» WHAT IS REQUIRED
Edit the rows below by changing every "significance-label" to "sig-label" and leaving everything else untouched.

** begin DATA RECORDS **

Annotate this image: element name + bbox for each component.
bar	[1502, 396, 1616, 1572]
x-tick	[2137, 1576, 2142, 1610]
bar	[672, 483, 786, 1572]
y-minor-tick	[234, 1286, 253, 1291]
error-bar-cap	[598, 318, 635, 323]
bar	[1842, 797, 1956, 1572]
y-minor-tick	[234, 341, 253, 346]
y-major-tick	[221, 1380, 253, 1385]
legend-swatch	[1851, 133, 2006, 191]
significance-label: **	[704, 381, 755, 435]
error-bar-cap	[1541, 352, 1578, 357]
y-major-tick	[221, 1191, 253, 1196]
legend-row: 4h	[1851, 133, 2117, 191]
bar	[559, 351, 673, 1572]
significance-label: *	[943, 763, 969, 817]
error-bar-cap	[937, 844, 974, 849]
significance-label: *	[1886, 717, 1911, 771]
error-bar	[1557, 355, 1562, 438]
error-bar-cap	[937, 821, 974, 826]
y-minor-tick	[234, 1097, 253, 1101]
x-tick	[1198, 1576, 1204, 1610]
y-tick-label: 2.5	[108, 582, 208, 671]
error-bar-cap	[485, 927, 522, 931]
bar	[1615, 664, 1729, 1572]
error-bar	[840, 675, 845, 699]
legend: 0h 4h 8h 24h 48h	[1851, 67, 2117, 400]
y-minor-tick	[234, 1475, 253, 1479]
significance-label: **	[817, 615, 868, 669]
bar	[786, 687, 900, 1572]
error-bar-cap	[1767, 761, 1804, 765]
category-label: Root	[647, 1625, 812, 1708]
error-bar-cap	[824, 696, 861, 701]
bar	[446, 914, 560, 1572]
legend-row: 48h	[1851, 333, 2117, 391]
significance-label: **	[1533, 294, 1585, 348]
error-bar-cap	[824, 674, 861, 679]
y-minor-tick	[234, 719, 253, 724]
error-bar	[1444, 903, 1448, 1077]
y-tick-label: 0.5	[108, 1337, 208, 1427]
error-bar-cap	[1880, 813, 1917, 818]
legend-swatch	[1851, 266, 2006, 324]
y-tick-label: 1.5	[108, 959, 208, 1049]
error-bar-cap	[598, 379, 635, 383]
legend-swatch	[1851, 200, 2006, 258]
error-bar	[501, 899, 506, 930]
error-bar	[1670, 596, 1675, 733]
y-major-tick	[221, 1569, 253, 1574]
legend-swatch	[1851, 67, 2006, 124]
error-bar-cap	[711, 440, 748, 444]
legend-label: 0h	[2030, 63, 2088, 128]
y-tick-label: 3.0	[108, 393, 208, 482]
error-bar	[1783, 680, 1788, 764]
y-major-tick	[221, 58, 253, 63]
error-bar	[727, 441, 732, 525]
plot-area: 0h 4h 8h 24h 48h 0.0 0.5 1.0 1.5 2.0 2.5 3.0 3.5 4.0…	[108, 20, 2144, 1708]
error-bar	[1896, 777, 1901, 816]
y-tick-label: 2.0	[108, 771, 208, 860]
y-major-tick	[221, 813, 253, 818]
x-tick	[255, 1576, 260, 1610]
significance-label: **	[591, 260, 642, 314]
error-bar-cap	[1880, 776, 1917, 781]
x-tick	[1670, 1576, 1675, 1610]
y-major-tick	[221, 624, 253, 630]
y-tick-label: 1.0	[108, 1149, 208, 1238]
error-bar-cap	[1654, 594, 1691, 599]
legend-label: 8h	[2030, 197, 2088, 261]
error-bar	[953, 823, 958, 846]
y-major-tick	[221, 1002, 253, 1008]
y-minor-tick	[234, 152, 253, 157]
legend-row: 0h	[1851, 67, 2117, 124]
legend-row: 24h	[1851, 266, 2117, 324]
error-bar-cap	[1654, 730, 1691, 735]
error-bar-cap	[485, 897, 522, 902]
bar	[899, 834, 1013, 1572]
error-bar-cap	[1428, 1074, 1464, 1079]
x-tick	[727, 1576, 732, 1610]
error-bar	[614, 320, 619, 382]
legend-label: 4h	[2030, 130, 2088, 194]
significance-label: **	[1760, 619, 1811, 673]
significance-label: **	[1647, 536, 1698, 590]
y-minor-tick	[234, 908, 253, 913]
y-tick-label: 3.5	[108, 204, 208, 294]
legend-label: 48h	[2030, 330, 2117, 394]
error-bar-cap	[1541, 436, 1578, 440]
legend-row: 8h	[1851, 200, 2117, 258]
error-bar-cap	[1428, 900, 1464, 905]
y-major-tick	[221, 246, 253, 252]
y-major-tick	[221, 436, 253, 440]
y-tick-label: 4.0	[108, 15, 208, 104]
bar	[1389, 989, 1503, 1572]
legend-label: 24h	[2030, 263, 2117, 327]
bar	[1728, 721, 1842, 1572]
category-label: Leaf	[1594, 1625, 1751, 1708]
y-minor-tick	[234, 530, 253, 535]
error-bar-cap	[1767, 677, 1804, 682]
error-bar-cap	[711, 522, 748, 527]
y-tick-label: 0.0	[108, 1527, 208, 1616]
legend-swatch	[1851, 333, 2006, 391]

** end DATA RECORDS **

» CORRECT OUTPUT
Annotate this image: element name + bbox for each component.
bar	[1502, 396, 1616, 1572]
x-tick	[2137, 1576, 2142, 1610]
bar	[672, 483, 786, 1572]
y-minor-tick	[234, 1286, 253, 1291]
error-bar-cap	[598, 318, 635, 323]
bar	[1842, 797, 1956, 1572]
y-minor-tick	[234, 341, 253, 346]
y-major-tick	[221, 1380, 253, 1385]
legend-swatch	[1851, 133, 2006, 191]
sig-label: **	[704, 381, 755, 435]
error-bar-cap	[1541, 352, 1578, 357]
y-major-tick	[221, 1191, 253, 1196]
legend-row: 4h	[1851, 133, 2117, 191]
bar	[559, 351, 673, 1572]
sig-label: *	[943, 763, 969, 817]
error-bar-cap	[937, 844, 974, 849]
sig-label: *	[1886, 717, 1911, 771]
error-bar	[1557, 355, 1562, 438]
error-bar-cap	[937, 821, 974, 826]
y-minor-tick	[234, 1097, 253, 1101]
x-tick	[1198, 1576, 1204, 1610]
y-tick-label: 2.5	[108, 582, 208, 671]
error-bar-cap	[485, 927, 522, 931]
bar	[1615, 664, 1729, 1572]
error-bar	[840, 675, 845, 699]
legend: 0h 4h 8h 24h 48h	[1851, 67, 2117, 400]
y-minor-tick	[234, 1475, 253, 1479]
sig-label: **	[817, 615, 868, 669]
bar	[786, 687, 900, 1572]
error-bar-cap	[1767, 761, 1804, 765]
category-label: Root	[647, 1625, 812, 1708]
error-bar-cap	[824, 696, 861, 701]
bar	[446, 914, 560, 1572]
legend-row: 48h	[1851, 333, 2117, 391]
sig-label: **	[1533, 294, 1585, 348]
error-bar-cap	[824, 674, 861, 679]
y-minor-tick	[234, 719, 253, 724]
error-bar	[1444, 903, 1448, 1077]
y-tick-label: 0.5	[108, 1337, 208, 1427]
error-bar-cap	[1880, 813, 1917, 818]
legend-swatch	[1851, 266, 2006, 324]
y-tick-label: 1.5	[108, 959, 208, 1049]
error-bar-cap	[598, 379, 635, 383]
legend-swatch	[1851, 200, 2006, 258]
error-bar	[501, 899, 506, 930]
error-bar	[1670, 596, 1675, 733]
y-major-tick	[221, 1569, 253, 1574]
legend-swatch	[1851, 67, 2006, 124]
error-bar-cap	[711, 440, 748, 444]
legend-label: 0h	[2030, 63, 2088, 128]
y-tick-label: 3.0	[108, 393, 208, 482]
error-bar	[1783, 680, 1788, 764]
y-major-tick	[221, 58, 253, 63]
error-bar	[727, 441, 732, 525]
plot-area: 0h 4h 8h 24h 48h 0.0 0.5 1.0 1.5 2.0 2.5 3.0 3.5 4.0…	[108, 20, 2144, 1708]
error-bar	[1896, 777, 1901, 816]
y-tick-label: 2.0	[108, 771, 208, 860]
y-major-tick	[221, 813, 253, 818]
x-tick	[255, 1576, 260, 1610]
sig-label: **	[591, 260, 642, 314]
error-bar-cap	[1880, 776, 1917, 781]
x-tick	[1670, 1576, 1675, 1610]
y-major-tick	[221, 624, 253, 630]
y-tick-label: 1.0	[108, 1149, 208, 1238]
error-bar-cap	[1654, 594, 1691, 599]
legend-label: 8h	[2030, 197, 2088, 261]
error-bar	[953, 823, 958, 846]
y-major-tick	[221, 1002, 253, 1008]
y-minor-tick	[234, 152, 253, 157]
legend-row: 0h	[1851, 67, 2117, 124]
legend-row: 24h	[1851, 266, 2117, 324]
error-bar-cap	[1654, 730, 1691, 735]
error-bar-cap	[485, 897, 522, 902]
bar	[899, 834, 1013, 1572]
error-bar-cap	[1428, 1074, 1464, 1079]
x-tick	[727, 1576, 732, 1610]
error-bar	[614, 320, 619, 382]
legend-label: 4h	[2030, 130, 2088, 194]
sig-label: **	[1760, 619, 1811, 673]
sig-label: **	[1647, 536, 1698, 590]
y-minor-tick	[234, 908, 253, 913]
y-tick-label: 3.5	[108, 204, 208, 294]
legend-label: 48h	[2030, 330, 2117, 394]
error-bar-cap	[1541, 436, 1578, 440]
legend-row: 8h	[1851, 200, 2117, 258]
error-bar-cap	[1428, 900, 1464, 905]
y-major-tick	[221, 246, 253, 252]
y-major-tick	[221, 436, 253, 440]
y-tick-label: 4.0	[108, 15, 208, 104]
bar	[1389, 989, 1503, 1572]
legend-label: 24h	[2030, 263, 2117, 327]
bar	[1728, 721, 1842, 1572]
category-label: Leaf	[1594, 1625, 1751, 1708]
y-minor-tick	[234, 530, 253, 535]
error-bar-cap	[1767, 677, 1804, 682]
error-bar-cap	[711, 522, 748, 527]
y-tick-label: 0.0	[108, 1527, 208, 1616]
legend-swatch	[1851, 333, 2006, 391]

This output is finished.